══ Task data ══

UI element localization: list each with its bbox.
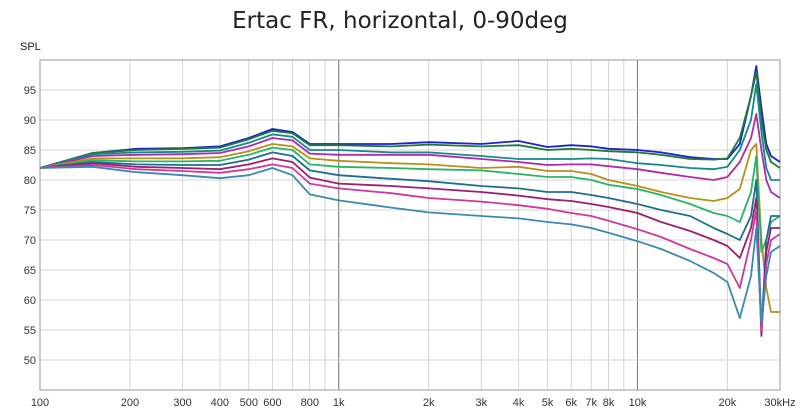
y-axis-label: SPL (20, 41, 41, 53)
y-tick-label: 70 (24, 235, 36, 247)
x-tick-label: 800 (301, 397, 319, 409)
series-line-4 (39, 143, 780, 313)
y-tick-label: 95 (24, 85, 36, 97)
x-tick-label: 10k (629, 397, 647, 409)
x-tick-labels: 100 200 300 400 500 600 800 1k 2k 3k 4k 5k 6k 7k 8k 10k… (31, 397, 796, 409)
y-tick-label: 50 (24, 355, 36, 367)
x-tick-label: 8k (603, 397, 615, 409)
x-tick-label: 200 (121, 397, 139, 409)
chart-title: Ertac FR, horizontal, 0-90deg (232, 8, 568, 34)
x-tick-label: 6k (565, 397, 577, 409)
x-tick-label: 3k (475, 397, 487, 409)
grid (39, 59, 781, 391)
series-lines (39, 65, 781, 337)
series-line-1 (39, 71, 781, 169)
x-tick-label: 4k (513, 397, 525, 409)
y-tick-label: 90 (24, 115, 36, 127)
plot-border (39, 59, 781, 391)
series-line-5 (39, 146, 781, 253)
x-tick-label: 300 (173, 397, 191, 409)
series-line-6 (39, 151, 780, 331)
y-tick-label: 65 (24, 265, 36, 277)
x-tick-label: 7k (585, 397, 597, 409)
y-tick-labels: 50 55 60 65 70 75 80 85 90 95 (24, 85, 36, 367)
x-tick-label: 30kHz (764, 397, 795, 409)
x-tick-label: 5k (542, 397, 554, 409)
series-line-7 (39, 157, 780, 337)
y-tick-label: 75 (24, 205, 36, 217)
series-line-3 (39, 113, 781, 199)
x-tick-label: 400 (211, 397, 229, 409)
y-tick-label: 85 (24, 145, 36, 157)
series-line-2 (39, 83, 780, 181)
y-tick-label: 80 (24, 175, 36, 187)
x-tick-label: 600 (263, 397, 281, 409)
y-tick-label: 55 (24, 325, 36, 337)
x-tick-label: 20k (719, 397, 737, 409)
series-line-9 (39, 165, 781, 325)
x-tick-label: 500 (240, 397, 258, 409)
x-tick-label: 100 (31, 397, 49, 409)
y-tick-label: 60 (24, 295, 36, 307)
series-line-8 (39, 163, 781, 331)
x-tick-label: 2k (423, 397, 435, 409)
x-tick-label: 1k (333, 397, 345, 409)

═══

* What needs to be done *
Convert every line of the records above into a JSON list of strings, one string per line, skipping blank lines. Leave the pictures out.

* Solution below *
[
  "UI element localization: list each with its bbox.",
  "y-axis-label: SPL (20, 41, 41, 53)",
  "y-tick-label: 70 (24, 235, 36, 247)",
  "x-tick-label: 800 (301, 397, 319, 409)",
  "series-line-4 (39, 143, 780, 313)",
  "y-tick-label: 95 (24, 85, 36, 97)",
  "x-tick-label: 10k (629, 397, 647, 409)",
  "x-tick-labels: 100 200 300 400 500 600 800 1k 2k 3k 4k 5k 6k 7k 8k 10k… (31, 397, 796, 409)",
  "y-tick-label: 50 (24, 355, 36, 367)",
  "x-tick-label: 8k (603, 397, 615, 409)",
  "x-tick-label: 200 (121, 397, 139, 409)",
  "chart-title: Ertac FR, horizontal, 0-90deg (232, 8, 568, 34)",
  "x-tick-label: 6k (565, 397, 577, 409)",
  "x-tick-label: 3k (475, 397, 487, 409)",
  "grid (39, 59, 781, 391)",
  "series-lines (39, 65, 781, 337)",
  "series-line-1 (39, 71, 781, 169)",
  "x-tick-label: 4k (513, 397, 525, 409)",
  "y-tick-label: 90 (24, 115, 36, 127)",
  "plot-border (39, 59, 781, 391)",
  "series-line-5 (39, 146, 781, 253)",
  "x-tick-label: 300 (173, 397, 191, 409)",
  "series-line-6 (39, 151, 780, 331)",
  "y-tick-label: 65 (24, 265, 36, 277)",
  "x-tick-label: 7k (585, 397, 597, 409)",
  "y-tick-labels: 50 55 60 65 70 75 80 85 90 95 (24, 85, 36, 367)",
  "x-tick-label: 30kHz (764, 397, 795, 409)",
  "x-tick-label: 5k (542, 397, 554, 409)",
  "series-line-7 (39, 157, 780, 337)",
  "y-tick-label: 75 (24, 205, 36, 217)",
  "series-line-3 (39, 113, 781, 199)",
  "x-tick-label: 400 (211, 397, 229, 409)",
  "y-tick-label: 85 (24, 145, 36, 157)",
  "series-line-2 (39, 83, 780, 181)",
  "y-tick-label: 80 (24, 175, 36, 187)",
  "x-tick-label: 600 (263, 397, 281, 409)",
  "y-tick-label: 55 (24, 325, 36, 337)",
  "x-tick-label: 20k (719, 397, 737, 409)",
  "series-line-9 (39, 165, 781, 325)",
  "x-tick-label: 500 (240, 397, 258, 409)",
  "x-tick-label: 100 (31, 397, 49, 409)",
  "y-tick-label: 60 (24, 295, 36, 307)",
  "series-line-8 (39, 163, 781, 331)",
  "x-tick-label: 2k (423, 397, 435, 409)",
  "x-tick-label: 1k (333, 397, 345, 409)"
]